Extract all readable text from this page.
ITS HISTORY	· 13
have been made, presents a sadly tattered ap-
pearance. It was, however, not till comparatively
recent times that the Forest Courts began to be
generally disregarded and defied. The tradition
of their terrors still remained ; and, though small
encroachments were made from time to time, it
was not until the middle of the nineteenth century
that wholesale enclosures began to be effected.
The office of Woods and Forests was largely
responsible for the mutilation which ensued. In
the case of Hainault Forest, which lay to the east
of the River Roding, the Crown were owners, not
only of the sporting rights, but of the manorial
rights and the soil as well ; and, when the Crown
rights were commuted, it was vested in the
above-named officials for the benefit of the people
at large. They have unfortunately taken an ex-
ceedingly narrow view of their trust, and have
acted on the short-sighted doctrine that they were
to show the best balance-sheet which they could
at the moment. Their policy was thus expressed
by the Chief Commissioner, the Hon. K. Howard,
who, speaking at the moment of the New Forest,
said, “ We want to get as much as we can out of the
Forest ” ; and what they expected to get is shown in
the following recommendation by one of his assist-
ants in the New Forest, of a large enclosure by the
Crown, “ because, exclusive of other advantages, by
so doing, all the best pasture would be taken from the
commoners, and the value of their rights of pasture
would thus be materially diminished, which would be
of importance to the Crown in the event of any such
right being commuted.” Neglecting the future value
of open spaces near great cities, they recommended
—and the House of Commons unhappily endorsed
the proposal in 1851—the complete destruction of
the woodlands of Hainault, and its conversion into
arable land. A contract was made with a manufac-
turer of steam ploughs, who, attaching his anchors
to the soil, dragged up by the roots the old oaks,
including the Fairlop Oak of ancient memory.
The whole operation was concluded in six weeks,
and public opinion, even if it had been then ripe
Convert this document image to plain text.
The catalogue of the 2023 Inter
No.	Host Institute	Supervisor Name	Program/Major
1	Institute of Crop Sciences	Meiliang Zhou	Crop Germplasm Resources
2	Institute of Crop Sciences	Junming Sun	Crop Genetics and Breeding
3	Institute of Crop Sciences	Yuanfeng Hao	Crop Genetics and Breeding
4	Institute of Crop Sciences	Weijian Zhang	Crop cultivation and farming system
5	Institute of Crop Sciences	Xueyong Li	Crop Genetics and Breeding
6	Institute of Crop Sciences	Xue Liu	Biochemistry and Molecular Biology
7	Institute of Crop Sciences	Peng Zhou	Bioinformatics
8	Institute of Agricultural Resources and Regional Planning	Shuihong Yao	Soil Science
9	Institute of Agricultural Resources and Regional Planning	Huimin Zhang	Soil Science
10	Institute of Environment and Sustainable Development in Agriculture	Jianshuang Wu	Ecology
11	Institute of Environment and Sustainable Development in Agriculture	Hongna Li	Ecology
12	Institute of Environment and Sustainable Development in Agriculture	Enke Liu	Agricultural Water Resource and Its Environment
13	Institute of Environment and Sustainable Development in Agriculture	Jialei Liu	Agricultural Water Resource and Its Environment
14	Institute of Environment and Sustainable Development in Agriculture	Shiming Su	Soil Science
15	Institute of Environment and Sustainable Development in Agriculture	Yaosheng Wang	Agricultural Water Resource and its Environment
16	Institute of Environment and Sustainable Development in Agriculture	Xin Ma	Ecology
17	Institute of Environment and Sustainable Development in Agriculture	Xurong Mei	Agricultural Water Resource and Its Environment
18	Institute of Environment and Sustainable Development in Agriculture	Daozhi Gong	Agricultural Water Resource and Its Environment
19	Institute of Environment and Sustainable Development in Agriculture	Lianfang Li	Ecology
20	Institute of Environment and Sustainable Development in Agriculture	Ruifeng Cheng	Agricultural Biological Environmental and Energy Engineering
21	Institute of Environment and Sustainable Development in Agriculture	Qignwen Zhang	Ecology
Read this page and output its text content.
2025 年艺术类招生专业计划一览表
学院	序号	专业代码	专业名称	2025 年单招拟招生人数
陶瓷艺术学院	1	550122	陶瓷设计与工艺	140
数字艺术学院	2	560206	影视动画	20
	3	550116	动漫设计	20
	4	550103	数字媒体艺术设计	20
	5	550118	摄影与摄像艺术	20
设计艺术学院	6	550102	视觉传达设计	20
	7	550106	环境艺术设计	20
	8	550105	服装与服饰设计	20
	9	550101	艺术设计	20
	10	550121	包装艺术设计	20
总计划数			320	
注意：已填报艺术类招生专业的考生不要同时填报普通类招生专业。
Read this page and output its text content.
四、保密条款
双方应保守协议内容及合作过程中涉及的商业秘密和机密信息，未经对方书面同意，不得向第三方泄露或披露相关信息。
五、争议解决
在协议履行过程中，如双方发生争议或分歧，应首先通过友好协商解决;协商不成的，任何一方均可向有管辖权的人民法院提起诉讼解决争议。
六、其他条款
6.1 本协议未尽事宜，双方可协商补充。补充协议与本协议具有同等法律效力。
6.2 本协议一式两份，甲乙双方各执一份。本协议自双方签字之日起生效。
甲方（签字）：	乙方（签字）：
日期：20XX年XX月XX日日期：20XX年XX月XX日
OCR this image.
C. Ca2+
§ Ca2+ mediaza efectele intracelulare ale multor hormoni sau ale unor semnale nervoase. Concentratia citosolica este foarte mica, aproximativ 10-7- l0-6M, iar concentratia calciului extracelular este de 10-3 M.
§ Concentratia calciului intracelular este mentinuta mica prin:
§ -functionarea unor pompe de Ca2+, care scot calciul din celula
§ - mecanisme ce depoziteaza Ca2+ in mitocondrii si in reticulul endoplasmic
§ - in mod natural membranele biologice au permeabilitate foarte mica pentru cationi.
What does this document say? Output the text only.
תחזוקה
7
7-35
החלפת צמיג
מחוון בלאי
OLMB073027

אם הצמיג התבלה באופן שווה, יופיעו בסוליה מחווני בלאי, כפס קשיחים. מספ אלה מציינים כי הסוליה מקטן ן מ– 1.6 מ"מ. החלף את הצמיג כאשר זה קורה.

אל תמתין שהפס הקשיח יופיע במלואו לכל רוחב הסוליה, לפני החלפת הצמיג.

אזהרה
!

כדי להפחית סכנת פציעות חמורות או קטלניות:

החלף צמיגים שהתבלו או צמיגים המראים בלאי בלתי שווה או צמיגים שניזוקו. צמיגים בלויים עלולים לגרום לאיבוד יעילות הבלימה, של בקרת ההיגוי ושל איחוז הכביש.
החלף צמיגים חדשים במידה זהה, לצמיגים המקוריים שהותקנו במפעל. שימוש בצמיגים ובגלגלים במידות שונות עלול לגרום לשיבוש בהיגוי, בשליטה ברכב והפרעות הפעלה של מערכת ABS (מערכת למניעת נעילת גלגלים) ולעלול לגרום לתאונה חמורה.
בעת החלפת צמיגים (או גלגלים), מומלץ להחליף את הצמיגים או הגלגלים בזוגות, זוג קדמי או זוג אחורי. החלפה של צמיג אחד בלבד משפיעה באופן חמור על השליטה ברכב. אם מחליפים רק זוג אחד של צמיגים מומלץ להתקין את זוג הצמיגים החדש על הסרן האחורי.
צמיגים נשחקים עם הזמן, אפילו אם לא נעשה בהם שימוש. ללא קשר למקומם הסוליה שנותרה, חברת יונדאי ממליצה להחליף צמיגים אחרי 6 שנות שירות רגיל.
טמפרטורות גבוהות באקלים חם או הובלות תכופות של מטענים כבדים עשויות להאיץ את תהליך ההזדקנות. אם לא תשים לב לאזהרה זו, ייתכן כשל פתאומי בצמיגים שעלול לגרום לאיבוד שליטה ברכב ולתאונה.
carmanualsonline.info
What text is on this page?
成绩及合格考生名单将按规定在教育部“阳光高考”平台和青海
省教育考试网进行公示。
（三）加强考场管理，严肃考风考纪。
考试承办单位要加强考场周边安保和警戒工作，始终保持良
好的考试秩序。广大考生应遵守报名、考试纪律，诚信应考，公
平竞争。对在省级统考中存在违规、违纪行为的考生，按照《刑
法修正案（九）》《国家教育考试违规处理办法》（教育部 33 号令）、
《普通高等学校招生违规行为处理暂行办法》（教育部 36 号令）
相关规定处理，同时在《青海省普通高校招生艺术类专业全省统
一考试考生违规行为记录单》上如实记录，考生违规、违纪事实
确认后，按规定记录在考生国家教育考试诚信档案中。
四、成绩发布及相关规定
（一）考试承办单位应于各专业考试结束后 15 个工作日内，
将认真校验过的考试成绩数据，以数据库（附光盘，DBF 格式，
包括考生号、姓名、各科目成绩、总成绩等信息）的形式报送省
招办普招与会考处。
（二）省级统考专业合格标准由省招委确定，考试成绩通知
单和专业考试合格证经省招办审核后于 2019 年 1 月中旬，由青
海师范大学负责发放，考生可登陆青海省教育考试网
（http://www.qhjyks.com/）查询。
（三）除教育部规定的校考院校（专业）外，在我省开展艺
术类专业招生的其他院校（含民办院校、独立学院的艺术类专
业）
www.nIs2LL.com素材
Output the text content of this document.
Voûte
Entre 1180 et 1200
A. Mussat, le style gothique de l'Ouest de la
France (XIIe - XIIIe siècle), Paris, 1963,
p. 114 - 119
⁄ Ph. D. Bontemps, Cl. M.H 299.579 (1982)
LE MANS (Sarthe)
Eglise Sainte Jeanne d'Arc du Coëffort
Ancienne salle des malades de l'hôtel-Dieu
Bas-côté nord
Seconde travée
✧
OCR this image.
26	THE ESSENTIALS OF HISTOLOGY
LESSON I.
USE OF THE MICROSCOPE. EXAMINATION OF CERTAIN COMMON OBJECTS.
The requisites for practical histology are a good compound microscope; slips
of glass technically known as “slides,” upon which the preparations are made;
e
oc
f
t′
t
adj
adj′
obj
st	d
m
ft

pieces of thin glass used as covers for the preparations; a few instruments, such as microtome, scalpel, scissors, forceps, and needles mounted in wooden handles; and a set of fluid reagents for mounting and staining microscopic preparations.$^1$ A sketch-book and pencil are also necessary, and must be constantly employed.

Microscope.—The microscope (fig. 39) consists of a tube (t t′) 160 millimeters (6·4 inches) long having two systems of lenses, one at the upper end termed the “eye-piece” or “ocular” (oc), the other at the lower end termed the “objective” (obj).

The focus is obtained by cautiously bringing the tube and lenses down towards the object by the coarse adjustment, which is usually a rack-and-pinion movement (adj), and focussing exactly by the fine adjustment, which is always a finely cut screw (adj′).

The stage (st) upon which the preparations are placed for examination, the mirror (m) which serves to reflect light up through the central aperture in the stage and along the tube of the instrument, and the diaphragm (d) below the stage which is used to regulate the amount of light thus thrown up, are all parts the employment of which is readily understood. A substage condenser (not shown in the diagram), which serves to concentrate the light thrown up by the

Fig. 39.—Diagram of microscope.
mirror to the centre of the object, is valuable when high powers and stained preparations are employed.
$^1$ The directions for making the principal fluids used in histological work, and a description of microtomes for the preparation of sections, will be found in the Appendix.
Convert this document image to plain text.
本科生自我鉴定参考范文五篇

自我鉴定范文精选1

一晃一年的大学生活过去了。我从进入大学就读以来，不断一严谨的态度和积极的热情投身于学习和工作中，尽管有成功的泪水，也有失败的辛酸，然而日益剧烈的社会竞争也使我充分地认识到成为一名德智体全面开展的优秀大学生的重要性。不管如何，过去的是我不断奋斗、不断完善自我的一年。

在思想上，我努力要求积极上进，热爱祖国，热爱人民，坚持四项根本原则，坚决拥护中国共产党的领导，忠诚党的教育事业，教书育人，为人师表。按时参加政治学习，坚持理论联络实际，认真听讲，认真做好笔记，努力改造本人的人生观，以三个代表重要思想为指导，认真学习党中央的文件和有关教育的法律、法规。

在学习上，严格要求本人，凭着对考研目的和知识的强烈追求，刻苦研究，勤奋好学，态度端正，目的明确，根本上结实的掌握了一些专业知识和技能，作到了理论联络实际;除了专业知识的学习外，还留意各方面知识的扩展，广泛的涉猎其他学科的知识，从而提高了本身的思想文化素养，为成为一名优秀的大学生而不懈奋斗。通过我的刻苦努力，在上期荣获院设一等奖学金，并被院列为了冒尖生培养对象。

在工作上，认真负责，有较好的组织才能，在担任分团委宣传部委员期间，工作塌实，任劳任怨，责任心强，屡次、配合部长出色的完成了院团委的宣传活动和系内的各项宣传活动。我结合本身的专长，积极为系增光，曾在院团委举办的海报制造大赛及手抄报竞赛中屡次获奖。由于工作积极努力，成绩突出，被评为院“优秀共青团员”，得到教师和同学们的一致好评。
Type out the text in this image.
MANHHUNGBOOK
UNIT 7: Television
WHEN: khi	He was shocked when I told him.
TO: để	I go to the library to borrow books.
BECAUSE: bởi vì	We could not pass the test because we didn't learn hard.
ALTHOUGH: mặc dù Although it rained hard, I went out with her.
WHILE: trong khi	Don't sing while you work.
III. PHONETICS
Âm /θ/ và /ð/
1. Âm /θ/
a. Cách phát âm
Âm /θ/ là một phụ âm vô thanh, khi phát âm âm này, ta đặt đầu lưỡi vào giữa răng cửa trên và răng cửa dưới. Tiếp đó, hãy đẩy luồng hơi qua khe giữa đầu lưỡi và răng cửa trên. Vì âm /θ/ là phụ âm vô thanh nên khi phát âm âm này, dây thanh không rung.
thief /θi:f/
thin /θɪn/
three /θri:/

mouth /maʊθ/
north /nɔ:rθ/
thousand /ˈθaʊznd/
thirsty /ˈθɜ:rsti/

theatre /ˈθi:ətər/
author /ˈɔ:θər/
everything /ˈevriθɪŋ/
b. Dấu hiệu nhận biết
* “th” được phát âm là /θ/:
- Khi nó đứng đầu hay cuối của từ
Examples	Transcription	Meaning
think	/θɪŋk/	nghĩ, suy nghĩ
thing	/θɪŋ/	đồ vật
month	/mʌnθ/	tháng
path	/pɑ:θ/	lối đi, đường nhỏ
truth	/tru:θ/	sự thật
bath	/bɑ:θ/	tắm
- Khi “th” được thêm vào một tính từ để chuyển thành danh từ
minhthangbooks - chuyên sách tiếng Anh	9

☆ ☆ ☆ ☆ ☆

**DIRECTIVE:** From the data above, work out how many lines contain the string "preparations" and reply with only the number.

**REPLY TO THE EXERCISE:** 4